Problem statement >> Leave the pictures out. Return all other data exactly.

(Stored records)
········

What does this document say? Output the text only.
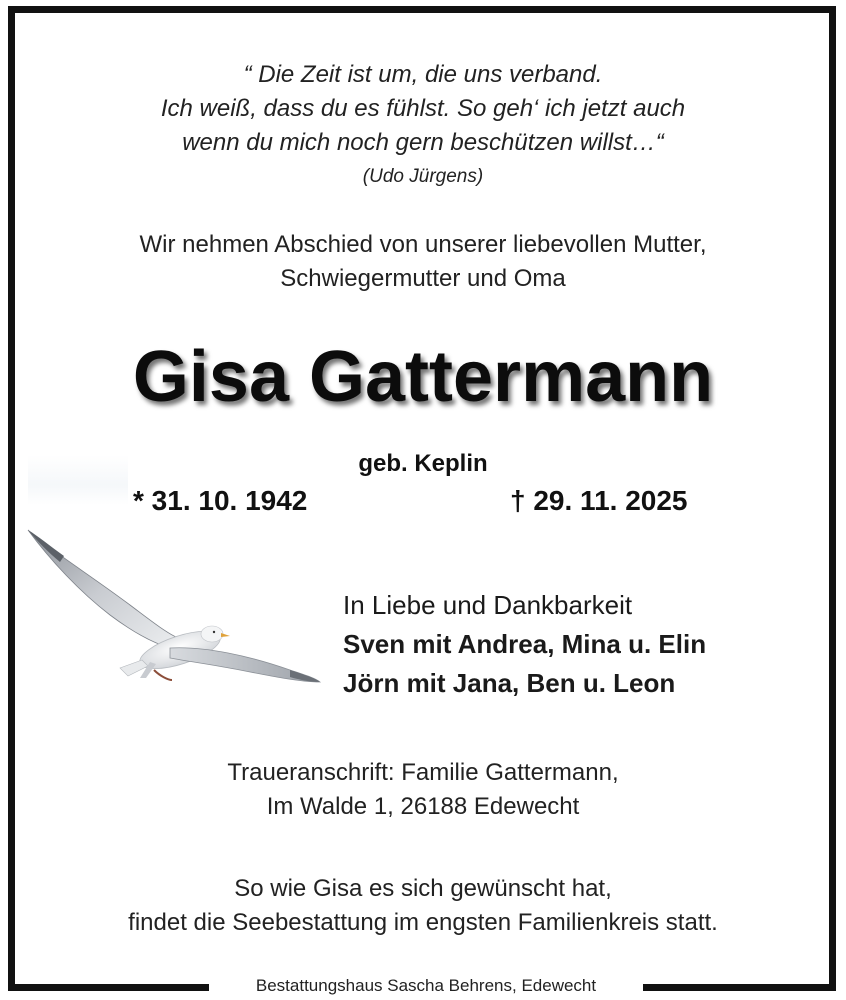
“ Die Zeit ist um, die uns verband.
Ich weiß, dass du es fühlst. So geh‘ ich jetzt auch
wenn du mich noch gern beschützen willst…“
(Udo Jürgens)
Wir nehmen Abschied von unserer liebevollen Mutter,
Schwiegermutter und Oma
Gisa Gattermann
geb. Keplin
* 31. 10. 1942	† 29. 11. 2025
In Liebe und Dankbarkeit
Sven mit Andrea, Mina u. Elin
Jörn mit Jana, Ben u. Leon
Traueranschrift: Familie Gattermann,
Im Walde 1, 26188 Edewecht
So wie Gisa es sich gewünscht hat,
findet die Seebestattung im engsten Familienkreis statt.
Bestattungshaus Sascha Behrens, Edewecht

········

Reply >>
What does this document say? Output the text only.
“ Die Zeit ist um, die uns verband.
Ich weiß, dass du es fühlst. So geh‘ ich jetzt auch
wenn du mich noch gern beschützen willst…“
(Udo Jürgens)
Wir nehmen Abschied von unserer liebevollen Mutter,
Schwiegermutter und Oma
Gisa Gattermann
geb. Keplin
* 31. 10. 1942	† 29. 11. 2025
In Liebe und Dankbarkeit
Sven mit Andrea, Mina u. Elin
Jörn mit Jana, Ben u. Leon
Traueranschrift: Familie Gattermann,
Im Walde 1, 26188 Edewecht
So wie Gisa es sich gewünscht hat,
findet die Seebestattung im engsten Familienkreis statt.
Bestattungshaus Sascha Behrens, Edewecht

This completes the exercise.